DIRECTION
Write out the lines of each record below as a numbered list, leaving out any blank lines.

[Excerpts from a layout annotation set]
------

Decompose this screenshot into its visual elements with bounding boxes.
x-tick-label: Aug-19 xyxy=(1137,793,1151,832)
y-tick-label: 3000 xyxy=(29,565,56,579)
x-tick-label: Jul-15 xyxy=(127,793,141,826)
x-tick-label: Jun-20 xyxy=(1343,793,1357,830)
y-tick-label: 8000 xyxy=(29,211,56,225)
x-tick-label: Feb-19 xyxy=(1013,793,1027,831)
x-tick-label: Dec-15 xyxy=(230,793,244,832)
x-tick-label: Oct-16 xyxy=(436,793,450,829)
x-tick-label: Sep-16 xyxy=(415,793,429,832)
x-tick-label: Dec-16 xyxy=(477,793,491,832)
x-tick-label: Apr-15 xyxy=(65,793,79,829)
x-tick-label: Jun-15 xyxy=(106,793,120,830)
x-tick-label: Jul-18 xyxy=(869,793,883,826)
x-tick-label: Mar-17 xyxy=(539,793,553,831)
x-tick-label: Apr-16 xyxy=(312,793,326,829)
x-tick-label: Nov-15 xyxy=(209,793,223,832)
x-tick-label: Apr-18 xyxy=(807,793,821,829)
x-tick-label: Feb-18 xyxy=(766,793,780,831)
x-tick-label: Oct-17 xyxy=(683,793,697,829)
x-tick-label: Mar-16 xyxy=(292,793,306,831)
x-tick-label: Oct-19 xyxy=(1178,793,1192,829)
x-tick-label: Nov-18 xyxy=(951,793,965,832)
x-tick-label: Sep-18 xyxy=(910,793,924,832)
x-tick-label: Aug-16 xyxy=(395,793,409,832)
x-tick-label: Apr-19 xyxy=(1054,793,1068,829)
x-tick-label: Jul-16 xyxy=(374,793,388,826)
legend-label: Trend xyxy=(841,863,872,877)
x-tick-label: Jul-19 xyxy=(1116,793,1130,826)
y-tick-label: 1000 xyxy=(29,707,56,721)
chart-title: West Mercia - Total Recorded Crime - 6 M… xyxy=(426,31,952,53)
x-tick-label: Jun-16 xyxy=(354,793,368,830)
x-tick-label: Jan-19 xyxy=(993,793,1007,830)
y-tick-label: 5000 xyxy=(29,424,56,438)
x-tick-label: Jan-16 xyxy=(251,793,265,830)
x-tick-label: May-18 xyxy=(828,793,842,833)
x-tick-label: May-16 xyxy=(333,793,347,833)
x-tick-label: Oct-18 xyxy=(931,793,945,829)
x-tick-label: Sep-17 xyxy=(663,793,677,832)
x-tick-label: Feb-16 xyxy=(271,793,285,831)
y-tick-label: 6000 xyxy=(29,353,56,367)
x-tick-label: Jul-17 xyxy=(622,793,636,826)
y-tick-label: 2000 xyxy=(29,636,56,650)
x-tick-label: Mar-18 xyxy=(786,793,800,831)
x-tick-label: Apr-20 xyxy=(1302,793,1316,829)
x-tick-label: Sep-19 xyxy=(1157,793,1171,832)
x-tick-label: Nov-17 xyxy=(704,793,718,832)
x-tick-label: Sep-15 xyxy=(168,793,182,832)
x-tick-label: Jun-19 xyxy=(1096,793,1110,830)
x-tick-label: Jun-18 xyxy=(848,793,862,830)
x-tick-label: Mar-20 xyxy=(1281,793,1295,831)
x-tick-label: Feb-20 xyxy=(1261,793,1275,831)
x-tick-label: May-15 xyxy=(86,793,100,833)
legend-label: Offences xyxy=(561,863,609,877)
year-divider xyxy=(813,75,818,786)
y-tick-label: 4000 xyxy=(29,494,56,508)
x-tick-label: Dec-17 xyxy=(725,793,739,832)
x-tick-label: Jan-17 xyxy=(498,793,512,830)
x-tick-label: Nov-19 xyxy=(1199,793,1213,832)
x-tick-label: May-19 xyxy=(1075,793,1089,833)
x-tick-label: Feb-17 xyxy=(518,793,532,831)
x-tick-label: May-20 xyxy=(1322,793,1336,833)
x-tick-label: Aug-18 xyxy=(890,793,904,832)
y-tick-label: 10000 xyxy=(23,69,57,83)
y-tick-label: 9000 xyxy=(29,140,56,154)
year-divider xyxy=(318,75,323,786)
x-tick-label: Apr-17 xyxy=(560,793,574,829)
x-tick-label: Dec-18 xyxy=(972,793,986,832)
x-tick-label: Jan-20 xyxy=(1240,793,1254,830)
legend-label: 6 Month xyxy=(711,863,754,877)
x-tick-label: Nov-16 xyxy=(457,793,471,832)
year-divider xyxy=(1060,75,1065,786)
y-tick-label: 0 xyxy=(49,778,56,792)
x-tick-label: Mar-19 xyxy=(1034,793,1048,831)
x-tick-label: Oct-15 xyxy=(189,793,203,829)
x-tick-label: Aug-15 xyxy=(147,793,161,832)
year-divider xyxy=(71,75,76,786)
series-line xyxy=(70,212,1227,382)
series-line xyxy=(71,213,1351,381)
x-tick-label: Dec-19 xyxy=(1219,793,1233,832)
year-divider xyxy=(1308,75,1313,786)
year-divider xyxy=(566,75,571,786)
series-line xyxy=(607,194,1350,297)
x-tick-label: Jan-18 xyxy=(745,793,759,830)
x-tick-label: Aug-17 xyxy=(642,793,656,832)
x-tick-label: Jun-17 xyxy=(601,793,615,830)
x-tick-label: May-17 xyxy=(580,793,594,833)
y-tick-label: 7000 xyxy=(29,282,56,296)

------

SOLUTION FOR THIS EXERCISE
1. Decompose this screenshot into its visual elements with bounding boxes.
2. x-tick-label: Aug-19 xyxy=(1137,793,1151,832)
3. y-tick-label: 3000 xyxy=(29,565,56,579)
4. x-tick-label: Jul-15 xyxy=(127,793,141,826)
5. x-tick-label: Jun-20 xyxy=(1343,793,1357,830)
6. y-tick-label: 8000 xyxy=(29,211,56,225)
7. x-tick-label: Feb-19 xyxy=(1013,793,1027,831)
8. x-tick-label: Dec-15 xyxy=(230,793,244,832)
9. x-tick-label: Oct-16 xyxy=(436,793,450,829)
10. x-tick-label: Sep-16 xyxy=(415,793,429,832)
11. x-tick-label: Dec-16 xyxy=(477,793,491,832)
12. x-tick-label: Apr-15 xyxy=(65,793,79,829)
13. x-tick-label: Jun-15 xyxy=(106,793,120,830)
14. x-tick-label: Jul-18 xyxy=(869,793,883,826)
15. x-tick-label: Mar-17 xyxy=(539,793,553,831)
16. x-tick-label: Apr-16 xyxy=(312,793,326,829)
17. x-tick-label: Nov-15 xyxy=(209,793,223,832)
18. x-tick-label: Apr-18 xyxy=(807,793,821,829)
19. x-tick-label: Feb-18 xyxy=(766,793,780,831)
20. x-tick-label: Oct-17 xyxy=(683,793,697,829)
21. x-tick-label: Mar-16 xyxy=(292,793,306,831)
22. x-tick-label: Oct-19 xyxy=(1178,793,1192,829)
23. x-tick-label: Nov-18 xyxy=(951,793,965,832)
24. x-tick-label: Sep-18 xyxy=(910,793,924,832)
25. x-tick-label: Aug-16 xyxy=(395,793,409,832)
26. x-tick-label: Apr-19 xyxy=(1054,793,1068,829)
27. x-tick-label: Jul-16 xyxy=(374,793,388,826)
28. legend-label: Trend xyxy=(841,863,872,877)
29. x-tick-label: Jul-19 xyxy=(1116,793,1130,826)
30. y-tick-label: 1000 xyxy=(29,707,56,721)
31. chart-title: West Mercia - Total Recorded Crime - 6 M… xyxy=(426,31,952,53)
32. x-tick-label: Jun-16 xyxy=(354,793,368,830)
33. x-tick-label: Jan-19 xyxy=(993,793,1007,830)
34. y-tick-label: 5000 xyxy=(29,424,56,438)
35. x-tick-label: Jan-16 xyxy=(251,793,265,830)
36. x-tick-label: May-18 xyxy=(828,793,842,833)
37. x-tick-label: May-16 xyxy=(333,793,347,833)
38. x-tick-label: Oct-18 xyxy=(931,793,945,829)
39. x-tick-label: Sep-17 xyxy=(663,793,677,832)
40. x-tick-label: Feb-16 xyxy=(271,793,285,831)
41. y-tick-label: 6000 xyxy=(29,353,56,367)
42. x-tick-label: Jul-17 xyxy=(622,793,636,826)
43. y-tick-label: 2000 xyxy=(29,636,56,650)
44. x-tick-label: Mar-18 xyxy=(786,793,800,831)
45. x-tick-label: Apr-20 xyxy=(1302,793,1316,829)
46. x-tick-label: Sep-19 xyxy=(1157,793,1171,832)
47. x-tick-label: Nov-17 xyxy=(704,793,718,832)
48. x-tick-label: Sep-15 xyxy=(168,793,182,832)
49. x-tick-label: Jun-19 xyxy=(1096,793,1110,830)
50. x-tick-label: Jun-18 xyxy=(848,793,862,830)
51. x-tick-label: Mar-20 xyxy=(1281,793,1295,831)
52. x-tick-label: Feb-20 xyxy=(1261,793,1275,831)
53. x-tick-label: May-15 xyxy=(86,793,100,833)
54. legend-label: Offences xyxy=(561,863,609,877)
55. year-divider xyxy=(813,75,818,786)
56. y-tick-label: 4000 xyxy=(29,494,56,508)
57. x-tick-label: Dec-17 xyxy=(725,793,739,832)
58. x-tick-label: Jan-17 xyxy=(498,793,512,830)
59. x-tick-label: Nov-19 xyxy=(1199,793,1213,832)
60. x-tick-label: May-19 xyxy=(1075,793,1089,833)
61. x-tick-label: Feb-17 xyxy=(518,793,532,831)
62. x-tick-label: May-20 xyxy=(1322,793,1336,833)
63. x-tick-label: Aug-18 xyxy=(890,793,904,832)
64. y-tick-label: 10000 xyxy=(23,69,57,83)
65. y-tick-label: 9000 xyxy=(29,140,56,154)
66. year-divider xyxy=(318,75,323,786)
67. x-tick-label: Apr-17 xyxy=(560,793,574,829)
68. x-tick-label: Dec-18 xyxy=(972,793,986,832)
69. x-tick-label: Jan-20 xyxy=(1240,793,1254,830)
70. legend-label: 6 Month xyxy=(711,863,754,877)
71. x-tick-label: Nov-16 xyxy=(457,793,471,832)
72. year-divider xyxy=(1060,75,1065,786)
73. y-tick-label: 0 xyxy=(49,778,56,792)
74. x-tick-label: Mar-19 xyxy=(1034,793,1048,831)
75. x-tick-label: Oct-15 xyxy=(189,793,203,829)
76. x-tick-label: Aug-15 xyxy=(147,793,161,832)
77. year-divider xyxy=(71,75,76,786)
78. series-line xyxy=(70,212,1227,382)
79. series-line xyxy=(71,213,1351,381)
80. x-tick-label: Dec-19 xyxy=(1219,793,1233,832)
81. year-divider xyxy=(1308,75,1313,786)
82. year-divider xyxy=(566,75,571,786)
83. series-line xyxy=(607,194,1350,297)
84. x-tick-label: Jan-18 xyxy=(745,793,759,830)
85. x-tick-label: Aug-17 xyxy=(642,793,656,832)
86. x-tick-label: Jun-17 xyxy=(601,793,615,830)
87. x-tick-label: May-17 xyxy=(580,793,594,833)
88. y-tick-label: 7000 xyxy=(29,282,56,296)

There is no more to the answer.